Data records:
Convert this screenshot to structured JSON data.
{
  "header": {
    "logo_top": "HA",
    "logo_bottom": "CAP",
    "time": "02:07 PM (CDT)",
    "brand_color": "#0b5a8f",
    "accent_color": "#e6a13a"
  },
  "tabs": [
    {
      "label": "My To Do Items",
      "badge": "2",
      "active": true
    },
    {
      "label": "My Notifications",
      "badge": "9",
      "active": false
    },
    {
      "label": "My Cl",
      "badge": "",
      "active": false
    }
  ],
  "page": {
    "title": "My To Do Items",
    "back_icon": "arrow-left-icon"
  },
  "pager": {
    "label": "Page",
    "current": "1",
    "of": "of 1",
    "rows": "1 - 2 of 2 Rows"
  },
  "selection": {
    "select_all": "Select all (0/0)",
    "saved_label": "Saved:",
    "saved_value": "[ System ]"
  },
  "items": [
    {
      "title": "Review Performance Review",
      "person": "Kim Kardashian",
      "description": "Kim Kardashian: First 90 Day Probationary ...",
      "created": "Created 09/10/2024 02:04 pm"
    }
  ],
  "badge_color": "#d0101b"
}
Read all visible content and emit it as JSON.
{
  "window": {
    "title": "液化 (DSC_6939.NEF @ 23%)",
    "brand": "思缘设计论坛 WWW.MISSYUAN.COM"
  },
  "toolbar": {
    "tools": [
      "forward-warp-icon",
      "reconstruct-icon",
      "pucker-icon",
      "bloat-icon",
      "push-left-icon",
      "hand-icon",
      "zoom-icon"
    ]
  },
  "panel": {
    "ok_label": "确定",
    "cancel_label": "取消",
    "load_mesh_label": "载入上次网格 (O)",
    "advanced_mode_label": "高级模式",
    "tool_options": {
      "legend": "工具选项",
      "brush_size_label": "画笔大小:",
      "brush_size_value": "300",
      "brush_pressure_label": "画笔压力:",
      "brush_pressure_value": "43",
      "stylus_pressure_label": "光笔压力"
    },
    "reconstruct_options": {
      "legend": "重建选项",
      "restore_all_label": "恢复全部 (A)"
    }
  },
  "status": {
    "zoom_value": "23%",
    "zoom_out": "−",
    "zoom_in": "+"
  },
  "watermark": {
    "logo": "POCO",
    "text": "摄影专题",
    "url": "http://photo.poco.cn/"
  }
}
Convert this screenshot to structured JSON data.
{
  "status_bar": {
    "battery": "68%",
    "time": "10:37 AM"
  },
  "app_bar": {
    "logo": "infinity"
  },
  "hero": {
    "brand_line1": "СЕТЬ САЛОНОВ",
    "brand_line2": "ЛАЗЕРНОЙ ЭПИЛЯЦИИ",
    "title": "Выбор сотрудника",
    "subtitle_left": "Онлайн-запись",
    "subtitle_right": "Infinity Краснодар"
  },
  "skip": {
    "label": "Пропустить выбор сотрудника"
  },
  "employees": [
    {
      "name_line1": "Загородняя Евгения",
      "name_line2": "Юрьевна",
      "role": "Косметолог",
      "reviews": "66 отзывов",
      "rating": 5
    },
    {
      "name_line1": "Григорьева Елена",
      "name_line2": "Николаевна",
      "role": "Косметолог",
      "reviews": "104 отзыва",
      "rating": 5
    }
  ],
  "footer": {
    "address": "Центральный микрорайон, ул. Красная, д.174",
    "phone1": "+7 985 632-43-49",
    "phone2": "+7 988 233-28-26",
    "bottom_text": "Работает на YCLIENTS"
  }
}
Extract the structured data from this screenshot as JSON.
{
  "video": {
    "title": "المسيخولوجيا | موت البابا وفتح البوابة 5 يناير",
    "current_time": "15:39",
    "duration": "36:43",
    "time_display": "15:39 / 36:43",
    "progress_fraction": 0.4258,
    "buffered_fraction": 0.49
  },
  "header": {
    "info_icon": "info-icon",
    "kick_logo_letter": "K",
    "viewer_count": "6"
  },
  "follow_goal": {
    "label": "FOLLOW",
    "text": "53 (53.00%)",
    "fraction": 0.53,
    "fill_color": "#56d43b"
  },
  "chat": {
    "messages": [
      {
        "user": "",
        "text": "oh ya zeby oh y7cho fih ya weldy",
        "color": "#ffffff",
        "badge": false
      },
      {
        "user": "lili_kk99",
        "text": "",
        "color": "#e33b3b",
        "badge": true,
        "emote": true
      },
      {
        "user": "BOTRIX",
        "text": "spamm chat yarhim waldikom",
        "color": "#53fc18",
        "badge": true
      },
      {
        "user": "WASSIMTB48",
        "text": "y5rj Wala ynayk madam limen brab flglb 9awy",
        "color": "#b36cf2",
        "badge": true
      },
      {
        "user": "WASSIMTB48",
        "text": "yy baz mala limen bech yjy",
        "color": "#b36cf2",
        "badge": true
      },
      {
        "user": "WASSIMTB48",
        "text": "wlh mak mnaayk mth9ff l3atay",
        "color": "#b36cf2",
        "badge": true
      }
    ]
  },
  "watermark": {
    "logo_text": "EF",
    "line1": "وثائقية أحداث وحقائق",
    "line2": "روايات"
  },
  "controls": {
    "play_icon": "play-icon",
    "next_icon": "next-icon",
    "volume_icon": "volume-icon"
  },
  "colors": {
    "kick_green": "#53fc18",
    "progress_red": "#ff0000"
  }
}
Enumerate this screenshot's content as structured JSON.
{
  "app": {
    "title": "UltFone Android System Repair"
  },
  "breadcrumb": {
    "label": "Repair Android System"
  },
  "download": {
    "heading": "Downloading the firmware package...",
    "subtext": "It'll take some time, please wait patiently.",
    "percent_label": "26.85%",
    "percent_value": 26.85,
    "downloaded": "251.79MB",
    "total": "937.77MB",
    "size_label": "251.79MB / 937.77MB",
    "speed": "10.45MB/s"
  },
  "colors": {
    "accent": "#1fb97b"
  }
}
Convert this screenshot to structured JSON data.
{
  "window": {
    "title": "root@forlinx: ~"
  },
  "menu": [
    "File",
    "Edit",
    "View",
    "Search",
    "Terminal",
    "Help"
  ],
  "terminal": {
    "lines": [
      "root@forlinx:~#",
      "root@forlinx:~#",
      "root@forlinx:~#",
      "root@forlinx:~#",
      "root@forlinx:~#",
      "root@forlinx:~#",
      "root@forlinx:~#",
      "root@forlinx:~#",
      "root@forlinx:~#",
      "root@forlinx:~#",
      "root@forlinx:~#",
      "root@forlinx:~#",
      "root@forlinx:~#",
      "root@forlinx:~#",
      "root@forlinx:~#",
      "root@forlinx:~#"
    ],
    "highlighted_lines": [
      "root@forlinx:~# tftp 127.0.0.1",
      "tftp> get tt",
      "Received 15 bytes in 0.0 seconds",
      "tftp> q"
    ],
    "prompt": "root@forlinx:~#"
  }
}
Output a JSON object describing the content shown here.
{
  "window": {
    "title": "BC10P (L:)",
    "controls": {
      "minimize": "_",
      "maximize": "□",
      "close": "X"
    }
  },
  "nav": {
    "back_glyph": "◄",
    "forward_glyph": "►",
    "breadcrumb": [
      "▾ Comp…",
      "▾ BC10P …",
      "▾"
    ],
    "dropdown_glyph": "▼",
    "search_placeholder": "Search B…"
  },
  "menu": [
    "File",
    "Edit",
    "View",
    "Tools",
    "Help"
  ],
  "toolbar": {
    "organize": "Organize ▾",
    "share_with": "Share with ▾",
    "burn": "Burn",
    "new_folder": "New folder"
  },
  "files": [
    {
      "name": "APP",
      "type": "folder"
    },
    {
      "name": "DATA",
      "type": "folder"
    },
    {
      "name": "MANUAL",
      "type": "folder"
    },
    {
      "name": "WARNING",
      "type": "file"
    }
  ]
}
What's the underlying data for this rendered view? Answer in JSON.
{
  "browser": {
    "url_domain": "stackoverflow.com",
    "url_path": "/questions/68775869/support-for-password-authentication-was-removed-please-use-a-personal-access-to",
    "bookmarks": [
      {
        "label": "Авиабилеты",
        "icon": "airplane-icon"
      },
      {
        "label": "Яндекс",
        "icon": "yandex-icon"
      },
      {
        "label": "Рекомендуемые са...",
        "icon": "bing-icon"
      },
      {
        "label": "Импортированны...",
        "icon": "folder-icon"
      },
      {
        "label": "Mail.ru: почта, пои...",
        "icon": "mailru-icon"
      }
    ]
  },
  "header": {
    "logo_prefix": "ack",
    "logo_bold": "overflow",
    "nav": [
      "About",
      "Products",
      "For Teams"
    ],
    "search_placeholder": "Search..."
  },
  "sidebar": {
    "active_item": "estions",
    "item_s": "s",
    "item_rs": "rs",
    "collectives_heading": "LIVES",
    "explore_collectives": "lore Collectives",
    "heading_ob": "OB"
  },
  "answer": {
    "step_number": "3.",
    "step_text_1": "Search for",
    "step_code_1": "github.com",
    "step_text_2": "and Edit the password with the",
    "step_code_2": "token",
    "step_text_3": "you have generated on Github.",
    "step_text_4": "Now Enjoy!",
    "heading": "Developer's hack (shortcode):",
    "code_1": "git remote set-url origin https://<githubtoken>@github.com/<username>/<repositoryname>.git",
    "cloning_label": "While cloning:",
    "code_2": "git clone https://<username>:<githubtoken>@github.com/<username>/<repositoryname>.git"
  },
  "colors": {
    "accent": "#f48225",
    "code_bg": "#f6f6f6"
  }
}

(Problem to work on) What needs duplicating is the run of lines from the one containing "What's the underlying" through the last line of the entries above, exact and complete.

(Solution to this problem)
What's the underlying data for this rendered view? Answer in JSON.
{
  "browser": {
    "url_domain": "stackoverflow.com",
    "url_path": "/questions/68775869/support-for-password-authentication-was-removed-please-use-a-personal-access-to",
    "bookmarks": [
      {
        "label": "Авиабилеты",
        "icon": "airplane-icon"
      },
      {
        "label": "Яндекс",
        "icon": "yandex-icon"
      },
      {
        "label": "Рекомендуемые са...",
        "icon": "bing-icon"
      },
      {
        "label": "Импортированны...",
        "icon": "folder-icon"
      },
      {
        "label": "Mail.ru: почта, пои...",
        "icon": "mailru-icon"
      }
    ]
  },
  "header": {
    "logo_prefix": "ack",
    "logo_bold": "overflow",
    "nav": [
      "About",
      "Products",
      "For Teams"
    ],
    "search_placeholder": "Search..."
  },
  "sidebar": {
    "active_item": "estions",
    "item_s": "s",
    "item_rs": "rs",
    "collectives_heading": "LIVES",
    "explore_collectives": "lore Collectives",
    "heading_ob": "OB"
  },
  "answer": {
    "step_number": "3.",
    "step_text_1": "Search for",
    "step_code_1": "github.com",
    "step_text_2": "and Edit the password with the",
    "step_code_2": "token",
    "step_text_3": "you have generated on Github.",
    "step_text_4": "Now Enjoy!",
    "heading": "Developer's hack (shortcode):",
    "code_1": "git remote set-url origin https://<githubtoken>@github.com/<username>/<repositoryname>.git",
    "cloning_label": "While cloning:",
    "code_2": "git clone https://<username>:<githubtoken>@github.com/<username>/<repositoryname>.git"
  },
  "colors": {
    "accent": "#f48225",
    "code_bg": "#f6f6f6"
  }
}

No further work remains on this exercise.